> **Working data**:
────────────────────
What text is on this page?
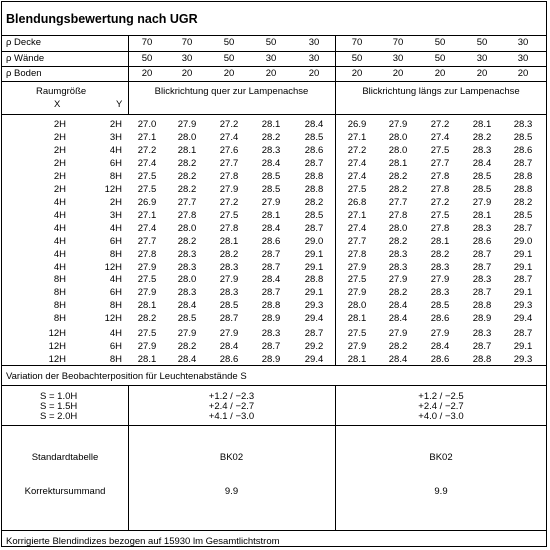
Blendungsbewertung nach UGR
ρ Decke	70	70	50	50	30	70	70	50	50	30
ρ Wände	50	30	50	30	30	50	30	50	30	30
ρ Boden	20	20	20	20	20	20	20	20	20	20
Raumgröße
X	Y
Blickrichtung quer zur Lampenachse	Blickrichtung längs zur Lampenachse
2H	2H	27.0	27.9	27.2	28.1	28.4	26.9	27.9	27.2	28.1	28.3
2H	3H	27.1	28.0	27.4	28.2	28.5	27.1	28.0	27.4	28.2	28.5
2H	4H	27.2	28.1	27.6	28.3	28.6	27.2	28.0	27.5	28.3	28.6
2H	6H	27.4	28.2	27.7	28.4	28.7	27.4	28.1	27.7	28.4	28.7
2H	8H	27.5	28.2	27.8	28.5	28.8	27.4	28.2	27.8	28.5	28.8
2H	12H	27.5	28.2	27.9	28.5	28.8	27.5	28.2	27.8	28.5	28.8
4H	2H	26.9	27.7	27.2	27.9	28.2	26.8	27.7	27.2	27.9	28.2
4H	3H	27.1	27.8	27.5	28.1	28.5	27.1	27.8	27.5	28.1	28.5
4H	4H	27.4	28.0	27.8	28.4	28.7	27.4	28.0	27.8	28.3	28.7
4H	6H	27.7	28.2	28.1	28.6	29.0	27.7	28.2	28.1	28.6	29.0
4H	8H	27.8	28.3	28.2	28.7	29.1	27.8	28.3	28.2	28.7	29.1
4H	12H	27.9	28.3	28.3	28.7	29.1	27.9	28.3	28.3	28.7	29.1
8H	4H	27.5	28.0	27.9	28.4	28.8	27.5	27.9	27.9	28.3	28.7
8H	6H	27.9	28.3	28.3	28.7	29.1	27.9	28.2	28.3	28.7	29.1
8H	8H	28.1	28.4	28.5	28.8	29.3	28.0	28.4	28.5	28.8	29.3
8H	12H	28.2	28.5	28.7	28.9	29.4	28.1	28.4	28.6	28.9	29.4
12H	4H	27.5	27.9	27.9	28.3	28.7	27.5	27.9	27.9	28.3	28.7
12H	6H	27.9	28.2	28.4	28.7	29.2	27.9	28.2	28.4	28.7	29.1
12H	8H	28.1	28.4	28.6	28.9	29.4	28.1	28.4	28.6	28.8	29.3
Variation der Beobachterposition für Leuchtenabstände S
S = 1.0H	+1.2 / −2.3	+1.2 / −2.5
S = 1.5H	+2.4 / −2.7	+2.4 / −2.7
S = 2.0H	+4.1 / −3.0	+4.0 / −3.0
Standardtabelle	BK02	BK02
Korrektursummand	9.9	9.9
Korrigierte Blendindizes bezogen auf 15930 lm Gesamtlichtstrom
────────────────────
> **Exercise brief**:
Write out the records above exactly as they appear, leaving out any pictures.

> **Exercise output**:
What text is on this page?
Blendungsbewertung nach UGR
ρ Decke	70	70	50	50	30	70	70	50	50	30
ρ Wände	50	30	50	30	30	50	30	50	30	30
ρ Boden	20	20	20	20	20	20	20	20	20	20
Raumgröße
X	Y
Blickrichtung quer zur Lampenachse	Blickrichtung längs zur Lampenachse
2H	2H	27.0	27.9	27.2	28.1	28.4	26.9	27.9	27.2	28.1	28.3
2H	3H	27.1	28.0	27.4	28.2	28.5	27.1	28.0	27.4	28.2	28.5
2H	4H	27.2	28.1	27.6	28.3	28.6	27.2	28.0	27.5	28.3	28.6
2H	6H	27.4	28.2	27.7	28.4	28.7	27.4	28.1	27.7	28.4	28.7
2H	8H	27.5	28.2	27.8	28.5	28.8	27.4	28.2	27.8	28.5	28.8
2H	12H	27.5	28.2	27.9	28.5	28.8	27.5	28.2	27.8	28.5	28.8
4H	2H	26.9	27.7	27.2	27.9	28.2	26.8	27.7	27.2	27.9	28.2
4H	3H	27.1	27.8	27.5	28.1	28.5	27.1	27.8	27.5	28.1	28.5
4H	4H	27.4	28.0	27.8	28.4	28.7	27.4	28.0	27.8	28.3	28.7
4H	6H	27.7	28.2	28.1	28.6	29.0	27.7	28.2	28.1	28.6	29.0
4H	8H	27.8	28.3	28.2	28.7	29.1	27.8	28.3	28.2	28.7	29.1
4H	12H	27.9	28.3	28.3	28.7	29.1	27.9	28.3	28.3	28.7	29.1
8H	4H	27.5	28.0	27.9	28.4	28.8	27.5	27.9	27.9	28.3	28.7
8H	6H	27.9	28.3	28.3	28.7	29.1	27.9	28.2	28.3	28.7	29.1
8H	8H	28.1	28.4	28.5	28.8	29.3	28.0	28.4	28.5	28.8	29.3
8H	12H	28.2	28.5	28.7	28.9	29.4	28.1	28.4	28.6	28.9	29.4
12H	4H	27.5	27.9	27.9	28.3	28.7	27.5	27.9	27.9	28.3	28.7
12H	6H	27.9	28.2	28.4	28.7	29.2	27.9	28.2	28.4	28.7	29.1
12H	8H	28.1	28.4	28.6	28.9	29.4	28.1	28.4	28.6	28.8	29.3
Variation der Beobachterposition für Leuchtenabstände S
S = 1.0H	+1.2 / −2.3	+1.2 / −2.5
S = 1.5H	+2.4 / −2.7	+2.4 / −2.7
S = 2.0H	+4.1 / −3.0	+4.0 / −3.0
Standardtabelle	BK02	BK02
Korrektursummand	9.9	9.9
Korrigierte Blendindizes bezogen auf 15930 lm Gesamtlichtstrom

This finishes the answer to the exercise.